Problem to solve: Looking through the listing, how many of its lines hold the word "label"? Answer with only the number.

Given entries:
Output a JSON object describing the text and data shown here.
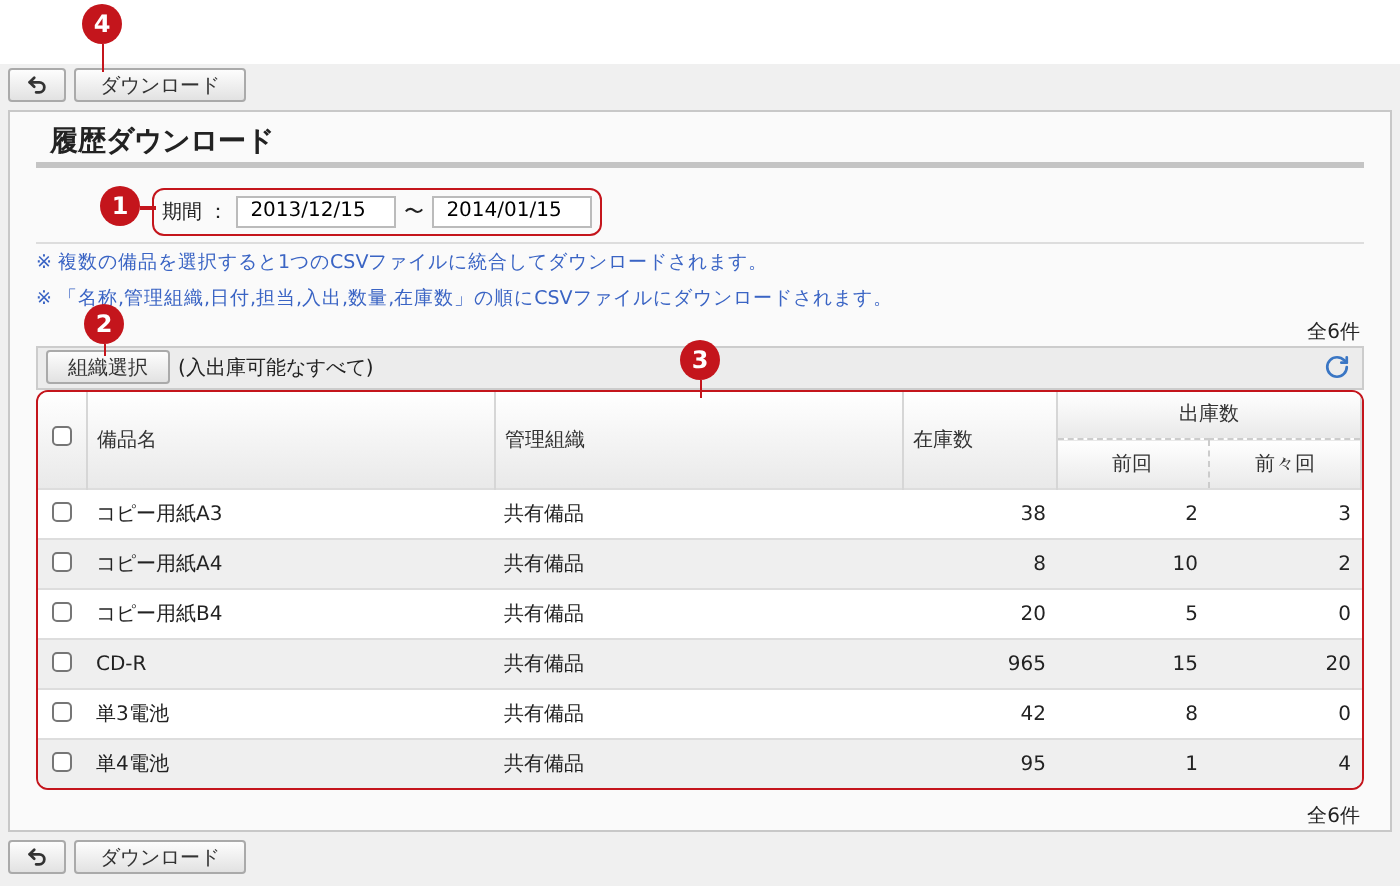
{
  "top_toolbar": {
    "download_button": "ダウンロード"
  },
  "title": "履歴ダウンロード",
  "period": {
    "label": "期間 ：",
    "from": "2013/12/15",
    "separator": "〜",
    "to": "2014/01/15"
  },
  "notes": [
    "※ 複数の備品を選択すると1つのCSVファイルに統合してダウンロードされます。",
    "※ 「名称,管理組織,日付,担当,入出,数量,在庫数」の順にCSVファイルにダウンロードされます。"
  ],
  "count_top": "全6件",
  "table_toolbar": {
    "button": "組織選択",
    "filter": "(入出庫可能なすべて)"
  },
  "table": {
    "header_checked": false,
    "columns": [
      "備品名",
      "管理組織",
      "在庫数"
    ],
    "group_column": "出庫数",
    "sub_columns": [
      "前回",
      "前々回"
    ],
    "rows": [
      {
        "checked": false,
        "cells": [
          "コピー用紙A3",
          "共有備品",
          "38",
          "2",
          "3"
        ]
      },
      {
        "checked": false,
        "cells": [
          "コピー用紙A4",
          "共有備品",
          "8",
          "10",
          "2"
        ]
      },
      {
        "checked": false,
        "cells": [
          "コピー用紙B4",
          "共有備品",
          "20",
          "5",
          "0"
        ]
      },
      {
        "checked": false,
        "cells": [
          "CD-R",
          "共有備品",
          "965",
          "15",
          "20"
        ]
      },
      {
        "checked": false,
        "cells": [
          "単3電池",
          "共有備品",
          "42",
          "8",
          "0"
        ]
      },
      {
        "checked": false,
        "cells": [
          "単4電池",
          "共有備品",
          "95",
          "1",
          "4"
        ]
      }
    ]
  },
  "count_bottom": "全6件",
  "bottom_toolbar": {
    "download_button": "ダウンロード"
  },
  "callouts": [
    {
      "label": "1"
    },
    {
      "label": "2"
    },
    {
      "label": "3"
    },
    {
      "label": "4"
    }
  ]
}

Final result: 5